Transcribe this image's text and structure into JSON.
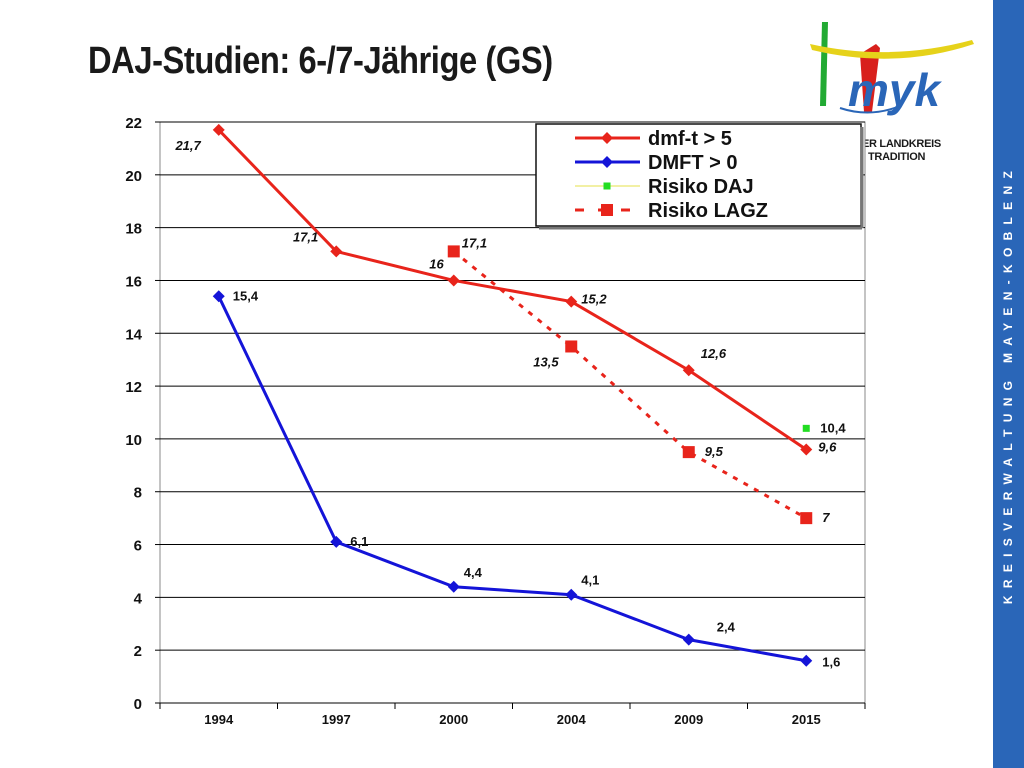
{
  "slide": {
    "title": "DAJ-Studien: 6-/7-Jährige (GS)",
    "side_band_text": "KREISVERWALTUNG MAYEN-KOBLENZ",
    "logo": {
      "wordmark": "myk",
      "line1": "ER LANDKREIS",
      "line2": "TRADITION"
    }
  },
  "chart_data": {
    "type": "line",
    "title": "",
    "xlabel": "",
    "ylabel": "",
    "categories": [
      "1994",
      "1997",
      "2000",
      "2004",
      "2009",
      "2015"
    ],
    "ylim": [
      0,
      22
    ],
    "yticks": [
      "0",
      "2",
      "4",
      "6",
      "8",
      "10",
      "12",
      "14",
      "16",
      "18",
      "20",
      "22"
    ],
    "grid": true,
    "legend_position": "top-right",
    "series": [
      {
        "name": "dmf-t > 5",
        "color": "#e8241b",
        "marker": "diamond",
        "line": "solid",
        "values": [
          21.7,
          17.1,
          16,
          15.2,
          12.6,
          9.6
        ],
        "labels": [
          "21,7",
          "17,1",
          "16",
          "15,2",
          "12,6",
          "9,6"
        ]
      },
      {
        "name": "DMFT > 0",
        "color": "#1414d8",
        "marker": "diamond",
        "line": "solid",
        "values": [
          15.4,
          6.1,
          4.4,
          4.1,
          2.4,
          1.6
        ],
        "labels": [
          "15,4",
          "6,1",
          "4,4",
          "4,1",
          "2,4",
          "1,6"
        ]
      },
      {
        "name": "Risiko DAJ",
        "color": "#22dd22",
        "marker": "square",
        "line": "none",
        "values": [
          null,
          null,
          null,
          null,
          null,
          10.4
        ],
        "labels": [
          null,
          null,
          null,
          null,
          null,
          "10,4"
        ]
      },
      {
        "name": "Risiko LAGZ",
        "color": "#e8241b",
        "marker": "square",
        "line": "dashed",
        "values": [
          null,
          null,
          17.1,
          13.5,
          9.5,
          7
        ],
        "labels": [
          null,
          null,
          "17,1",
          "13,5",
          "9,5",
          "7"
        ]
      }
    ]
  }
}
========
PROBLEM DETAILS:
Copy out every line of the material above exactly, skipping the pictures.

FINISHED EXERCISE:
Transcribe this image's text and structure into JSON.
{
  "slide": {
    "title": "DAJ-Studien: 6-/7-Jährige (GS)",
    "side_band_text": "KREISVERWALTUNG MAYEN-KOBLENZ",
    "logo": {
      "wordmark": "myk",
      "line1": "ER LANDKREIS",
      "line2": "TRADITION"
    }
  },
  "chart_data": {
    "type": "line",
    "title": "",
    "xlabel": "",
    "ylabel": "",
    "categories": [
      "1994",
      "1997",
      "2000",
      "2004",
      "2009",
      "2015"
    ],
    "ylim": [
      0,
      22
    ],
    "yticks": [
      "0",
      "2",
      "4",
      "6",
      "8",
      "10",
      "12",
      "14",
      "16",
      "18",
      "20",
      "22"
    ],
    "grid": true,
    "legend_position": "top-right",
    "series": [
      {
        "name": "dmf-t > 5",
        "color": "#e8241b",
        "marker": "diamond",
        "line": "solid",
        "values": [
          21.7,
          17.1,
          16,
          15.2,
          12.6,
          9.6
        ],
        "labels": [
          "21,7",
          "17,1",
          "16",
          "15,2",
          "12,6",
          "9,6"
        ]
      },
      {
        "name": "DMFT > 0",
        "color": "#1414d8",
        "marker": "diamond",
        "line": "solid",
        "values": [
          15.4,
          6.1,
          4.4,
          4.1,
          2.4,
          1.6
        ],
        "labels": [
          "15,4",
          "6,1",
          "4,4",
          "4,1",
          "2,4",
          "1,6"
        ]
      },
      {
        "name": "Risiko DAJ",
        "color": "#22dd22",
        "marker": "square",
        "line": "none",
        "values": [
          null,
          null,
          null,
          null,
          null,
          10.4
        ],
        "labels": [
          null,
          null,
          null,
          null,
          null,
          "10,4"
        ]
      },
      {
        "name": "Risiko LAGZ",
        "color": "#e8241b",
        "marker": "square",
        "line": "dashed",
        "values": [
          null,
          null,
          17.1,
          13.5,
          9.5,
          7
        ],
        "labels": [
          null,
          null,
          "17,1",
          "13,5",
          "9,5",
          "7"
        ]
      }
    ]
  }
}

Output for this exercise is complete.